Do this: How many lines in this material include the string "врата"? Answer with the number and nothing further.
+++ Dataset
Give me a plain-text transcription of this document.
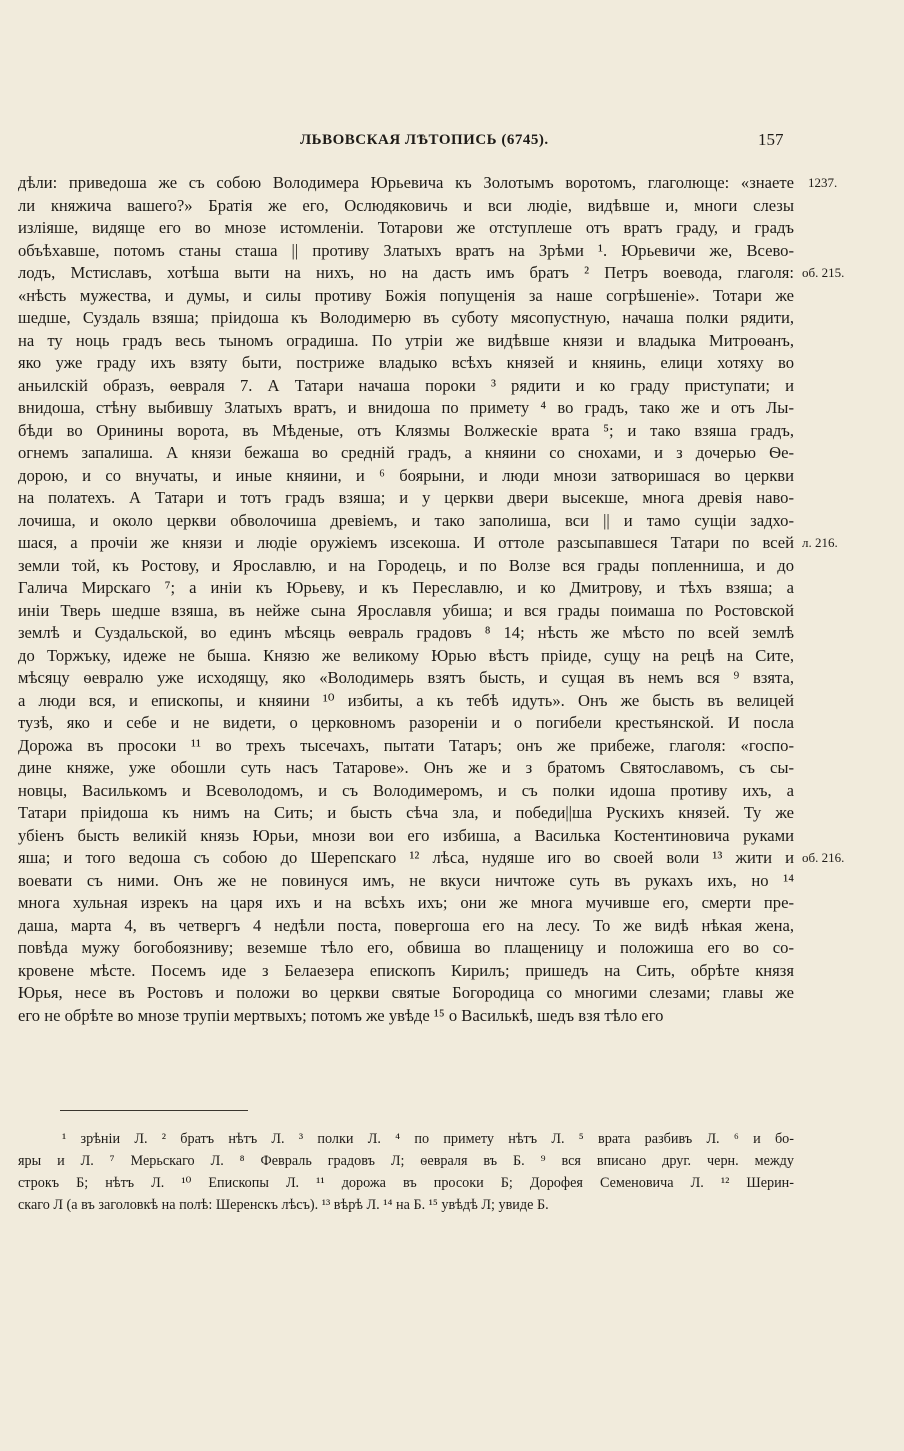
ЛЬВОВСКАЯ ЛѢТОПИСЬ (6745).	157
дѣли: приведоша же съ собою Володимера Юрьевича къ Золотымъ воротомъ, глаголюще: «знаете
ли княжича вашего?» Братія же его, Ослюдяковичь и вси людіе, видѣвше и, многи слезы
изліяше, видяще его во мнозе истомленіи. Тотарови же отступлеше отъ вратъ граду, и градъ
объѣхавше, потомъ станы сташа || противу Златыхъ вратъ на Зрѣми ¹. Юрьевичи же, Всево-
лодъ, Мстиславъ, хотѣша выти на нихъ, но на дасть имъ братъ ² Петръ воевода, глаголя:
«нѣсть мужества, и думы, и силы противу Божія попущенія за наше согрѣшеніе». Тотари же
шедше, Суздаль взяша; пріидоша къ Володимерю въ суботу мясопустную, начаша полки рядити,
на ту ноць градъ весь тыномъ оградиша. По утріи же видѣвше князи и владыка Митроѳанъ,
яко уже граду ихъ взяту быти, постриже владыко всѣхъ князей и княинь, елици хотяху во
аньилскій образъ, ѳевраля 7. А Татари начаша пороки ³ рядити и ко граду приступати; и
внидоша, стѣну выбившу Златыхъ вратъ, и внидоша по примету ⁴ во градъ, тако же и отъ Лы-
бѣди во Оринины ворота, въ Мѣденые, отъ Клязмы Волжескіе врата ⁵; и тако взяша градъ,
огнемъ запалиша. А князи бежаша во средній градъ, а княини со снохами, и з дочерью Ѳе-
дорою, и со внучаты, и иные княини, и ⁶ боярыни, и люди мнози затворишася во церкви
на полатехъ. А Татари и тотъ градъ взяша; и у церкви двери высекше, многа древія наво-
лочиша, и около церкви обволочиша древіемъ, и тако заполиша, вси || и тамо сущіи задхо-
шася, а прочіи же князи и людіе оружіемъ изсекоша. И оттоле разсыпавшеся Татари по всей
земли той, къ Ростову, и Ярославлю, и на Городець, и по Волзе вся грады попленниша, и до
Галича Мирскаго ⁷; а иніи къ Юрьеву, и къ Переславлю, и ко Дмитрову, и тѣхъ взяша; а
иніи Тверь шедше взяша, въ нейже сына Ярославля убиша; и вся грады поимаша по Ростовской
землѣ и Суздальской, во единъ мѣсяць ѳевраль градовъ ⁸ 14; нѣсть же мѣсто по всей землѣ
до Торжъку, идеже не быша. Князю же великому Юрью вѣстъ пріиде, сущу на рецѣ на Сите,
мѣсяцу ѳевралю уже исходящу, яко «Володимерь взятъ бысть, и сущая въ немъ вся ⁹ взята,
а люди вся, и епископы, и княини ¹⁰ избиты, а къ тебѣ идуть». Онъ же бысть въ велицей
тузѣ, яко и себе и не видети, о церковномъ разореніи и о погибели крестьянской. И посла
Дорожа въ просоки ¹¹ во трехъ тысечахъ, пытати Татаръ; онъ же прибеже, глаголя: «госпо-
дине княже, уже обошли суть насъ Татарове». Онъ же и з братомъ Святославомъ, съ сы-
новцы, Василькомъ и Всеволодомъ, и съ Володимеромъ, и съ полки идоша противу ихъ, а
Татари пріидоша къ нимъ на Сить; и бысть сѣча зла, и победи||ша Рускихъ князей. Ту же
убіенъ бысть великій князь Юрьи, мнози вои его избиша, а Василька Костентиновича руками
яша; и того ведоша съ собою до Шерепскаго ¹² лѣса, нудяше иго во своей воли ¹³ жити и
воевати съ ними. Онъ же не повинуся имъ, не вкуси ничтоже суть въ рукахъ ихъ, но ¹⁴
многа хульная изрекъ на царя ихъ и на всѣхъ ихъ; они же многа мучивше его, смерти пре-
даша, марта 4, въ четвергъ 4 недѣли поста, повергоша его на лесу. То же видѣ нѣкая жена,
повѣда мужу богобоязниву; веземше тѣло его, обвиша во плащеницу и положиша его во со-
кровене мѣсте. Посемъ иде з Белаезера епископъ Кирилъ; пришедъ на Сить, обрѣте князя
Юрья, несе въ Ростовъ и положи во церкви святые Богородица со многими слезами; главы же
его не обрѣте во мнозе трупіи мертвыхъ; потомъ же увѣде ¹⁵ о Василькѣ, шедъ взя тѣло его
1237.
об. 215.
л. 216.
об. 216.
¹ зрѣніи Л. ² братъ нѣтъ Л. ³ полки Л. ⁴ по примету нѣтъ Л. ⁵ врата разбивъ Л. ⁶ и бо-
яры и Л. ⁷ Мерьскаго Л. ⁸ Февраль градовъ Л; ѳевраля въ Б. ⁹ вся вписано друг. черн. между
строкъ Б; нѣтъ Л. ¹⁰ Епископы Л. ¹¹ дорожа въ просоки Б; Дорофея Семеновича Л. ¹² Шерин-
скаго Л (а въ заголовкѣ на полѣ: Шеренскъ лѣсъ). ¹³ вѣрѣ Л. ¹⁴ на Б. ¹⁵ увѣдѣ Л; увиде Б.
++++++
Solution for this problem: 2